▶ **Short problem**
Substitute "screen image" for "screenshot" in the data from the line that contains "Where is each" down to the line that contains "curve-marker — [217, 745, 239, 765]", and reproduce those lines with everything else unchanged. Leave the pictures out of your answer.

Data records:
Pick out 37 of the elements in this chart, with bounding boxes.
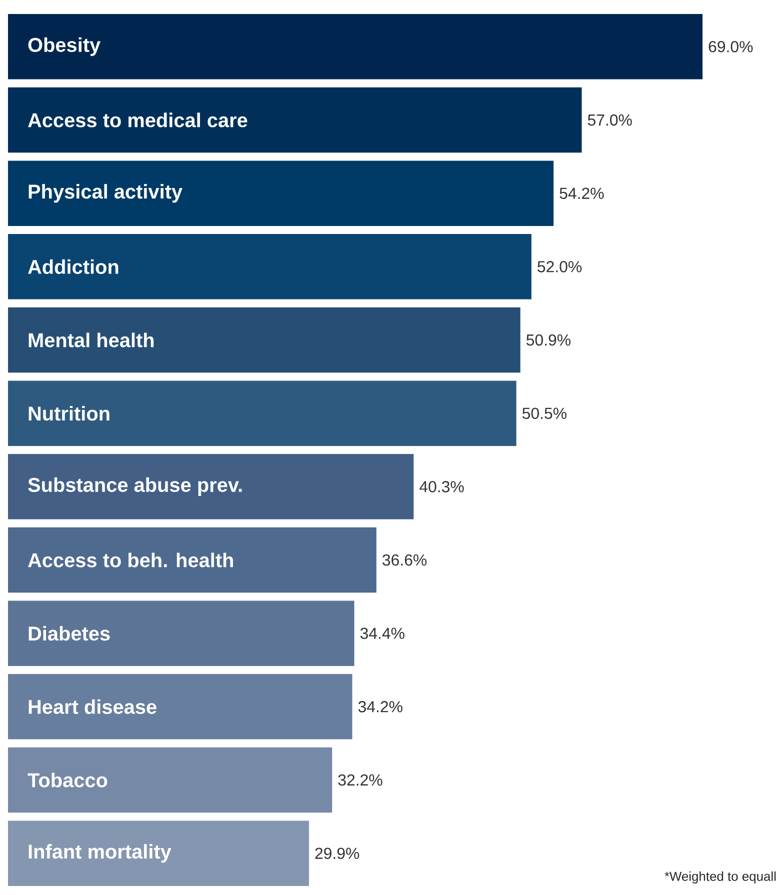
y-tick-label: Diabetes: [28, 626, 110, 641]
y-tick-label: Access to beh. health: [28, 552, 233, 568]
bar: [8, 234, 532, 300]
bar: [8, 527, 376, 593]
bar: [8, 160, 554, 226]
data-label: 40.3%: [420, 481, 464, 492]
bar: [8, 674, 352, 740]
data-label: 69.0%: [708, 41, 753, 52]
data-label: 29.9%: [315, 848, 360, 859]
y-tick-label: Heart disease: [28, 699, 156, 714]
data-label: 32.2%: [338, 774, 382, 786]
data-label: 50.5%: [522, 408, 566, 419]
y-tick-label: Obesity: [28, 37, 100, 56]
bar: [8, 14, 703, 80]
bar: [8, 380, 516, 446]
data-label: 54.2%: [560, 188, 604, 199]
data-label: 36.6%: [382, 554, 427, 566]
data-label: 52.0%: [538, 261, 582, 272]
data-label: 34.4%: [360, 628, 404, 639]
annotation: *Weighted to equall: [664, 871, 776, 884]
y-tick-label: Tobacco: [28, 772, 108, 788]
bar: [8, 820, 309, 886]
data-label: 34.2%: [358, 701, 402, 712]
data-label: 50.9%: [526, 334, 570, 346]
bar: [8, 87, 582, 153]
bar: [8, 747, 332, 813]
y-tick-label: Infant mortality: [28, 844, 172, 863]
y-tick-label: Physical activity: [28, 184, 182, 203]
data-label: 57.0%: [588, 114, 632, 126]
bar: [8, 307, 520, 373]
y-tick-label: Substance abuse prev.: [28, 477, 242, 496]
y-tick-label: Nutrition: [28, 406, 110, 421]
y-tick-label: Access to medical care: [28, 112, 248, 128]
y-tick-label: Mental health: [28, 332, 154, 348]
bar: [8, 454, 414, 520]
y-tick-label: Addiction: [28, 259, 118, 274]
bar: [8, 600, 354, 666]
--
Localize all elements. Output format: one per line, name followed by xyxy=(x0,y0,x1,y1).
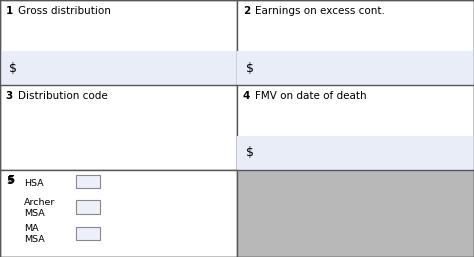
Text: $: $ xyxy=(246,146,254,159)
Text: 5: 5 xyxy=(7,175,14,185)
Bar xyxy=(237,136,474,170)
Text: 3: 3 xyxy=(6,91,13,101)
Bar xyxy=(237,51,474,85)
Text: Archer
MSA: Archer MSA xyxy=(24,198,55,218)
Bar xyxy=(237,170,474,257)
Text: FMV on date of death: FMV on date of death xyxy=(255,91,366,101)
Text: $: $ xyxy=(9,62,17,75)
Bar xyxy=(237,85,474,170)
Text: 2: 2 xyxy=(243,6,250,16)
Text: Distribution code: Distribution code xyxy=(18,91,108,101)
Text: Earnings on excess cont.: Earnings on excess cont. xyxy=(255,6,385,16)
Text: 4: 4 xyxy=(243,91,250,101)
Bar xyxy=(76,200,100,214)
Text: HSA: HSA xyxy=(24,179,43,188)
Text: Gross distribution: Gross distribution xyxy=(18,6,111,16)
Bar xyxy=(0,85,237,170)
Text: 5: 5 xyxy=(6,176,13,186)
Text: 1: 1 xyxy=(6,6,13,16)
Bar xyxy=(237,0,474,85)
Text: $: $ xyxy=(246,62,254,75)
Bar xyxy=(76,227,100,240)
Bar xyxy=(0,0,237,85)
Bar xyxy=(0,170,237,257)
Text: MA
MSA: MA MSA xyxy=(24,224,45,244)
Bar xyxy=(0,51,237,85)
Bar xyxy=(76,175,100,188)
...
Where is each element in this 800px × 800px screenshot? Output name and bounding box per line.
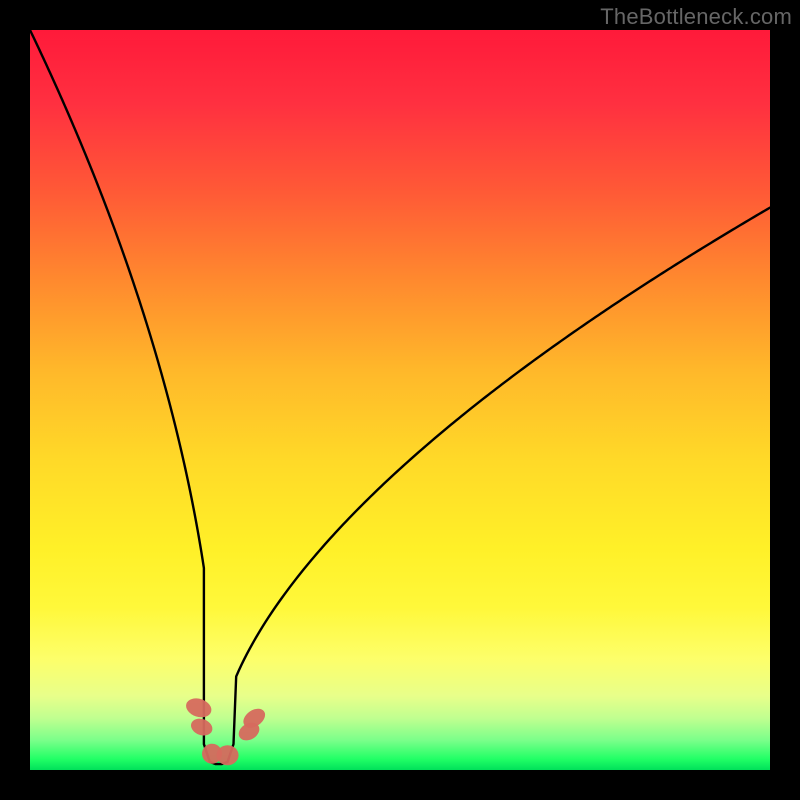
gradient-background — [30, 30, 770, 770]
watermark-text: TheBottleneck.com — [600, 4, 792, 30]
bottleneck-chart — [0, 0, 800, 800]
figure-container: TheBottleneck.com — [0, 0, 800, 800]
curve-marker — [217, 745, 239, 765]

▶ **Solution to the exercise**
Where is each element in this 800px × 800px screen image? Output name and bounding box per line.
gradient-background — [30, 30, 770, 770]
watermark-text: TheBottleneck.com — [600, 4, 792, 30]
bottleneck-chart — [0, 0, 800, 800]
figure-container: TheBottleneck.com — [0, 0, 800, 800]
curve-marker — [217, 745, 239, 765]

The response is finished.